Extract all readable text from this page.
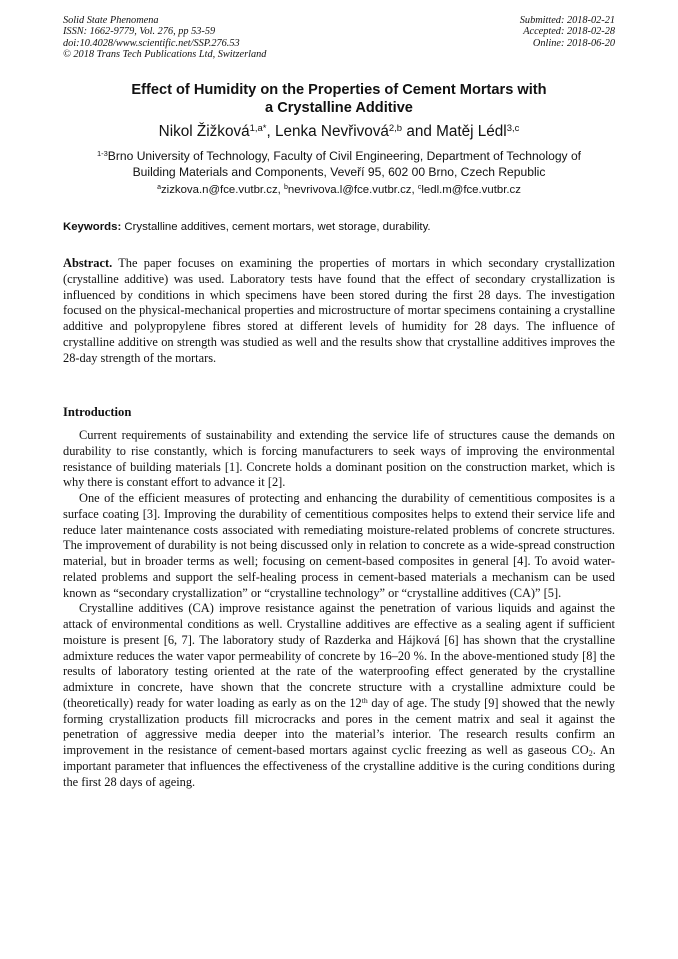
Solid State Phenomena
ISSN: 1662-9779, Vol. 276, pp 53-59
doi:10.4028/www.scientific.net/SSP.276.53
© 2018 Trans Tech Publications Ltd, Switzerland
Submitted: 2018-02-21
Accepted: 2018-02-28
Online: 2018-06-20
Effect of Humidity on the Properties of Cement Mortars with
a Crystalline Additive
Nikol Žižková$^{1,a*}$, Lenka Nevřivová$^{2,b}$ and Matěj Lédl$^{3,c}$
$^{1-3}$Brno University of Technology, Faculty of Civil Engineering, Department of Technology of
Building Materials and Components, Veveří 95, 602 00 Brno, Czech Republic
$^a$zizkova.n@fce.vutbr.cz, $^b$nevrivova.l@fce.vutbr.cz, $^c$ledl.m@fce.vutbr.cz
Keywords: Crystalline additives, cement mortars, wet storage, durability.
Abstract. The paper focuses on examining the properties of mortars in which secondary crystallization (crystalline additive) was used. Laboratory tests have found that the effect of secondary crystallization is influenced by conditions in which specimens have been stored during the first 28 days. The investigation focused on the physical-mechanical properties and microstructure of mortar specimens containing a crystalline additive and polypropylene fibres stored at different levels of humidity for 28 days. The influence of crystalline additive on strength was studied as well and the results show that crystalline additives improves the 28-day strength of the mortars.
Introduction

Current requirements of sustainability and extending the service life of structures cause the demands on durability to rise constantly, which is forcing manufacturers to seek ways of improving the environmental resistance of building materials [1]. Concrete holds a dominant position on the construction market, which is why there is constant effort to advance it [2].

One of the efficient measures of protecting and enhancing the durability of cementitious composites is a surface coating [3]. Improving the durability of cementitious composites helps to extend their service life and reduce later maintenance costs associated with remediating moisture-related problems of concrete structures. The improvement of durability is not being discussed only in relation to concrete as a wide-spread construction material, but in broader terms as well; focusing on cement-based composites in general [4]. To avoid water-related problems and support the self-healing process in cement-based materials a mechanism can be used known as “secondary crystallization” or “crystalline technology” or “crystalline additives (CA)” [5].

Crystalline additives (CA) improve resistance against the penetration of various liquids and against the attack of environmental conditions as well. Crystalline additives are effective as a sealing agent if sufficient moisture is present [6, 7]. The laboratory study of Razderka and Hájková [6] has shown that the crystalline admixture reduces the water vapor permeability of concrete by 16–20 %. In the above-mentioned study [8] the results of laboratory testing oriented at the rate of the waterproofing effect generated by the crystalline admixture in concrete, have shown that the concrete structure with a crystalline admixture could be (theoretically) ready for water loading as early as on the 12th day of age. The study [9] showed that the newly forming crystallization products fill microcracks and pores in the cement matrix and seal it against the penetration of aggressive media deeper into the material’s interior. The research results confirm an improvement in the resistance of cement-based mortars against cyclic freezing as well as gaseous $CO_2$. An important parameter that influences the effectiveness of the crystalline additive is the curing conditions during the first 28 days of ageing.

◆ **BRIEF**: Give the number of lines in the entries that include the string "Brno", and nothing more.

◆ **WORKED SOLUTION**: 2